Records from a collection of figures:
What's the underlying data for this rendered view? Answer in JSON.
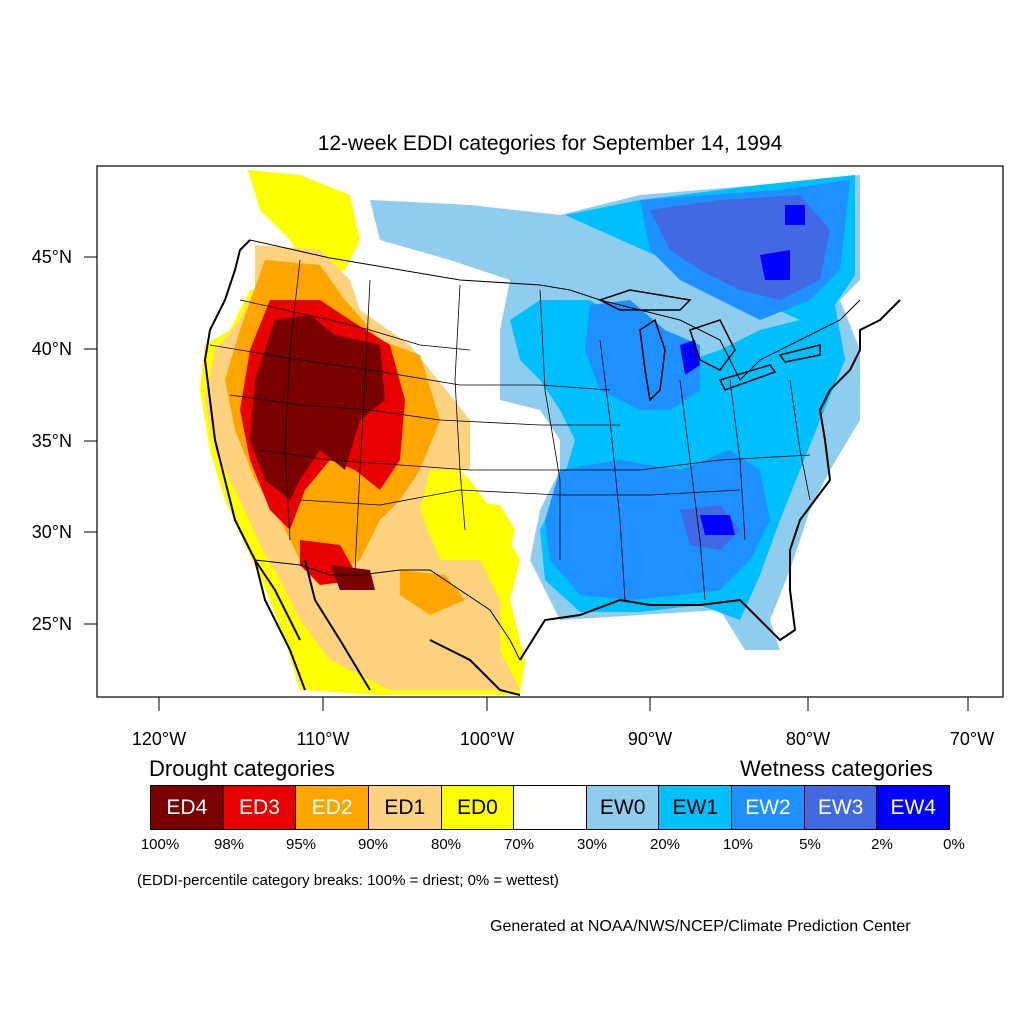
{
  "title": "12-week EDDI categories for September 14, 1994",
  "lat_labels": [
    "45°N",
    "40°N",
    "35°N",
    "30°N",
    "25°N"
  ],
  "lon_labels": [
    "120°W",
    "110°W",
    "100°W",
    "90°W",
    "80°W",
    "70°W"
  ],
  "legend": {
    "drought_title": "Drought categories",
    "wetness_title": "Wetness categories",
    "categories": [
      {
        "label": "ED4",
        "color": "#7a0000",
        "text_color": "#ffffff"
      },
      {
        "label": "ED3",
        "color": "#e60000",
        "text_color": "#ffffff"
      },
      {
        "label": "ED2",
        "color": "#ffa500",
        "text_color": "#ffffff"
      },
      {
        "label": "ED1",
        "color": "#ffd27f",
        "text_color": "#000000"
      },
      {
        "label": "ED0",
        "color": "#ffff00",
        "text_color": "#000000"
      },
      {
        "label": "",
        "color": "#ffffff",
        "text_color": "#000000"
      },
      {
        "label": "EW0",
        "color": "#8fcdee",
        "text_color": "#000000"
      },
      {
        "label": "EW1",
        "color": "#00bfff",
        "text_color": "#000000"
      },
      {
        "label": "EW2",
        "color": "#1e90ff",
        "text_color": "#ffffff"
      },
      {
        "label": "EW3",
        "color": "#4169e1",
        "text_color": "#ffffff"
      },
      {
        "label": "EW4",
        "color": "#0000ff",
        "text_color": "#ffffff"
      }
    ],
    "breaks": [
      "100%",
      "98%",
      "95%",
      "90%",
      "80%",
      "70%",
      "30%",
      "20%",
      "10%",
      "5%",
      "2%",
      "0%"
    ],
    "note": "(EDDI-percentile category breaks: 100% = driest; 0% = wettest)"
  },
  "credit": "Generated at NOAA/NWS/NCEP/Climate Prediction Center"
}
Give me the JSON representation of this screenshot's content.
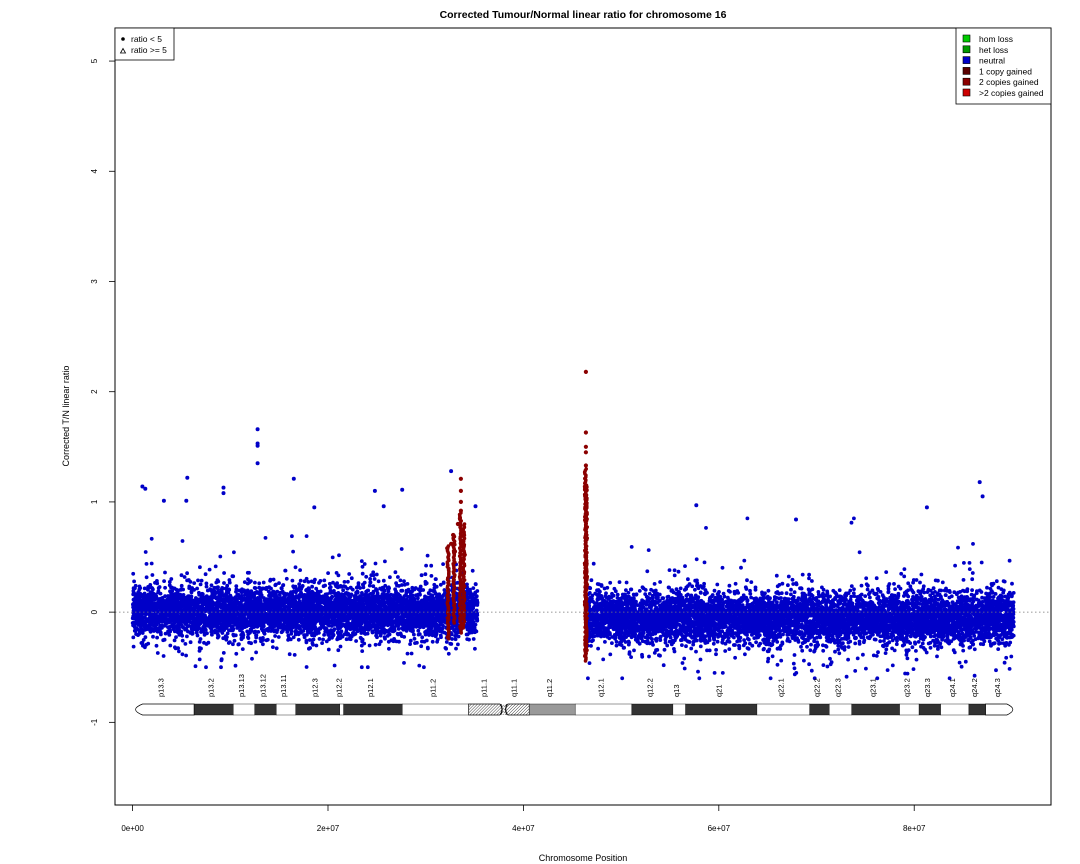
{
  "chart_data": {
    "type": "scatter",
    "title": "Corrected Tumour/Normal linear ratio for chromosome  16",
    "xlabel": "Chromosome Position",
    "ylabel": "Corrected T/N linear ratio",
    "xlim": [
      -1800000,
      94000000
    ],
    "ylim": [
      -1.75,
      5.3
    ],
    "x_ticks": [
      {
        "value": 0,
        "label": "0e+00"
      },
      {
        "value": 20000000,
        "label": "2e+07"
      },
      {
        "value": 40000000,
        "label": "4e+07"
      },
      {
        "value": 60000000,
        "label": "6e+07"
      },
      {
        "value": 80000000,
        "label": "8e+07"
      }
    ],
    "y_ticks": [
      {
        "value": -1,
        "label": "-1"
      },
      {
        "value": 0,
        "label": "0"
      },
      {
        "value": 1,
        "label": "1"
      },
      {
        "value": 2,
        "label": "2"
      },
      {
        "value": 3,
        "label": "3"
      },
      {
        "value": 4,
        "label": "4"
      },
      {
        "value": 5,
        "label": "5"
      }
    ],
    "reference_line": {
      "y": 0,
      "style": "dotted"
    },
    "colors": {
      "hom_loss": "#00cc00",
      "het_loss": "#009900",
      "neutral": "#0000c8",
      "one_copy_gained": "#5a0000",
      "two_copies_gained": "#8b0000",
      "more_copies_gained": "#cc0000"
    },
    "series": [
      {
        "name": "neutral",
        "color": "#0000c8",
        "regions": [
          {
            "x_start": 0,
            "x_end": 35300000,
            "center": 0.0,
            "spread_sd": 0.2,
            "min": -0.5,
            "max": 0.75
          },
          {
            "x_start": 46500000,
            "x_end": 90200000,
            "center": -0.05,
            "spread_sd": 0.2,
            "min": -0.6,
            "max": 0.85
          }
        ],
        "outliers": [
          {
            "x": 12800000,
            "y": 1.66
          },
          {
            "x": 12800000,
            "y": 1.53
          },
          {
            "x": 12800000,
            "y": 1.51
          },
          {
            "x": 12800000,
            "y": 1.35
          },
          {
            "x": 5600000,
            "y": 1.22
          },
          {
            "x": 16500000,
            "y": 1.21
          },
          {
            "x": 32600000,
            "y": 1.28
          },
          {
            "x": 9300000,
            "y": 1.13
          },
          {
            "x": 9300000,
            "y": 1.08
          },
          {
            "x": 1000000,
            "y": 1.14
          },
          {
            "x": 1300000,
            "y": 1.12
          },
          {
            "x": 24800000,
            "y": 1.1
          },
          {
            "x": 27600000,
            "y": 1.11
          },
          {
            "x": 86700000,
            "y": 1.18
          },
          {
            "x": 87000000,
            "y": 1.05
          },
          {
            "x": 57700000,
            "y": 0.97
          },
          {
            "x": 81300000,
            "y": 0.95
          },
          {
            "x": 18600000,
            "y": 0.95
          },
          {
            "x": 25700000,
            "y": 0.96
          },
          {
            "x": 35100000,
            "y": 0.96
          },
          {
            "x": 3200000,
            "y": 1.01
          },
          {
            "x": 5500000,
            "y": 1.01
          },
          {
            "x": 67900000,
            "y": 0.84
          }
        ]
      },
      {
        "name": "2 copies gained",
        "color": "#8b0000",
        "points": [
          {
            "x": 33600000,
            "y": 1.21
          },
          {
            "x": 33600000,
            "y": 1.1
          },
          {
            "x": 33600000,
            "y": 1.0
          },
          {
            "x": 33600000,
            "y": 0.92
          },
          {
            "x": 33500000,
            "y": 0.85
          },
          {
            "x": 33300000,
            "y": 0.8
          },
          {
            "x": 33800000,
            "y": 0.75
          },
          {
            "x": 32800000,
            "y": 0.7
          },
          {
            "x": 32600000,
            "y": 0.62
          },
          {
            "x": 32200000,
            "y": 0.58
          },
          {
            "x": 33000000,
            "y": 0.55
          },
          {
            "x": 34000000,
            "y": 0.52
          },
          {
            "x": 46400000,
            "y": 2.18
          },
          {
            "x": 46400000,
            "y": 1.63
          },
          {
            "x": 46400000,
            "y": 1.5
          },
          {
            "x": 46400000,
            "y": 1.45
          },
          {
            "x": 46400000,
            "y": 1.33
          }
        ],
        "vertical_segments": [
          {
            "x": 46350000,
            "y_min": -0.45,
            "y_max": 1.3
          },
          {
            "x": 46450000,
            "y_min": -0.4,
            "y_max": 1.15
          },
          {
            "x": 33550000,
            "y_min": -0.2,
            "y_max": 0.9
          },
          {
            "x": 32300000,
            "y_min": -0.25,
            "y_max": 0.6
          },
          {
            "x": 32900000,
            "y_min": -0.1,
            "y_max": 0.7
          },
          {
            "x": 33900000,
            "y_min": -0.15,
            "y_max": 0.8
          }
        ]
      }
    ],
    "legend_right": {
      "position": "top-right",
      "items": [
        {
          "label": "hom loss",
          "color": "#00cc00"
        },
        {
          "label": "het loss",
          "color": "#009900"
        },
        {
          "label": "neutral",
          "color": "#0000c8"
        },
        {
          "label": "1 copy gained",
          "color": "#5a0000"
        },
        {
          "label": "2 copies gained",
          "color": "#8b0000"
        },
        {
          "label": ">2 copies gained",
          "color": "#cc0000"
        }
      ]
    },
    "legend_left": {
      "position": "top-left",
      "items": [
        {
          "label": "ratio < 5",
          "symbol": "dot"
        },
        {
          "label": "ratio >= 5",
          "symbol": "triangle"
        }
      ]
    },
    "ideogram": {
      "centromere_x": 38000000,
      "bands": [
        {
          "name": "p13.3",
          "start": 0,
          "end": 6300000,
          "stain": "gneg"
        },
        {
          "name": "p13.2",
          "start": 6300000,
          "end": 10300000,
          "stain": "gpos50"
        },
        {
          "name": "p13.13",
          "start": 10300000,
          "end": 12500000,
          "stain": "gneg"
        },
        {
          "name": "p13.12",
          "start": 12500000,
          "end": 14700000,
          "stain": "gpos50"
        },
        {
          "name": "p13.11",
          "start": 14700000,
          "end": 16700000,
          "stain": "gneg"
        },
        {
          "name": "p12.3",
          "start": 16700000,
          "end": 21200000,
          "stain": "gpos50"
        },
        {
          "name": "p12.2",
          "start": 21200000,
          "end": 21600000,
          "stain": "gneg"
        },
        {
          "name": "p12.1",
          "start": 21600000,
          "end": 27600000,
          "stain": "gpos50"
        },
        {
          "name": "p11.2",
          "start": 27600000,
          "end": 34400000,
          "stain": "gneg"
        },
        {
          "name": "p11.1",
          "start": 34400000,
          "end": 38000000,
          "stain": "acen"
        },
        {
          "name": "q11.1",
          "start": 38000000,
          "end": 40600000,
          "stain": "acen"
        },
        {
          "name": "q11.2",
          "start": 40600000,
          "end": 45300000,
          "stain": "gvar"
        },
        {
          "name": "q12.1",
          "start": 45300000,
          "end": 51100000,
          "stain": "gneg"
        },
        {
          "name": "q12.2",
          "start": 51100000,
          "end": 55300000,
          "stain": "gpos50"
        },
        {
          "name": "q13",
          "start": 55300000,
          "end": 56600000,
          "stain": "gneg"
        },
        {
          "name": "q21",
          "start": 56600000,
          "end": 63900000,
          "stain": "gpos50"
        },
        {
          "name": "q22.1",
          "start": 63900000,
          "end": 69300000,
          "stain": "gneg"
        },
        {
          "name": "q22.2",
          "start": 69300000,
          "end": 71300000,
          "stain": "gpos50"
        },
        {
          "name": "q22.3",
          "start": 71300000,
          "end": 73600000,
          "stain": "gneg"
        },
        {
          "name": "q23.1",
          "start": 73600000,
          "end": 78500000,
          "stain": "gpos50"
        },
        {
          "name": "q23.2",
          "start": 78500000,
          "end": 80500000,
          "stain": "gneg"
        },
        {
          "name": "q23.3",
          "start": 80500000,
          "end": 82700000,
          "stain": "gpos50"
        },
        {
          "name": "q24.1",
          "start": 82700000,
          "end": 85600000,
          "stain": "gneg"
        },
        {
          "name": "q24.2",
          "start": 85600000,
          "end": 87300000,
          "stain": "gpos50"
        },
        {
          "name": "q24.3",
          "start": 87300000,
          "end": 90300000,
          "stain": "gneg"
        }
      ]
    }
  }
}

> **Given request**: Select the lines that carry the string "linear" and copy them.

> **Solution for this task**:
    "title": "Corrected Tumour/Normal linear ratio for chromosome  16",
    "ylabel": "Corrected T/N linear ratio",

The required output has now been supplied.